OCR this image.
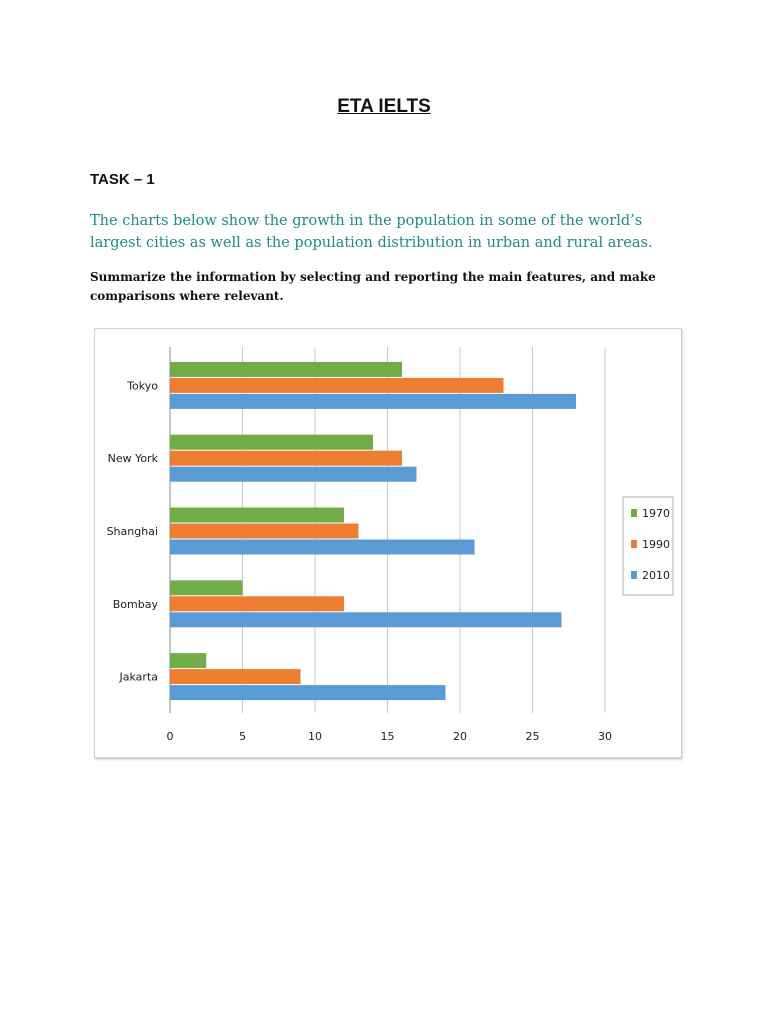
ETA IELTS

TASK – 1

The charts below show the growth in the population in some of the world’s largest cities as well as the population distribution in urban and rural areas.

Summarize the information by selecting and reporting the main features, and make comparisons where relevant.

0	5	10	15	20	25	30
Tokyo
New York
Shanghai
Bombay
Jakarta
1970
1990
2010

+ + + + +

#### PROBLEM DETAILS
Pictures in the records above are left out; print everything else exactly as written.

#### RESPONSE TO THIS EXERCISE
OCR this image.
ETA IELTS

TASK – 1

The charts below show the growth in the population in some of the world’s largest cities as well as the population distribution in urban and rural areas.

Summarize the information by selecting and reporting the main features, and make comparisons where relevant.

0	5	10	15	20	25	30
Tokyo
New York
Shanghai
Bombay
Jakarta
1970
1990
2010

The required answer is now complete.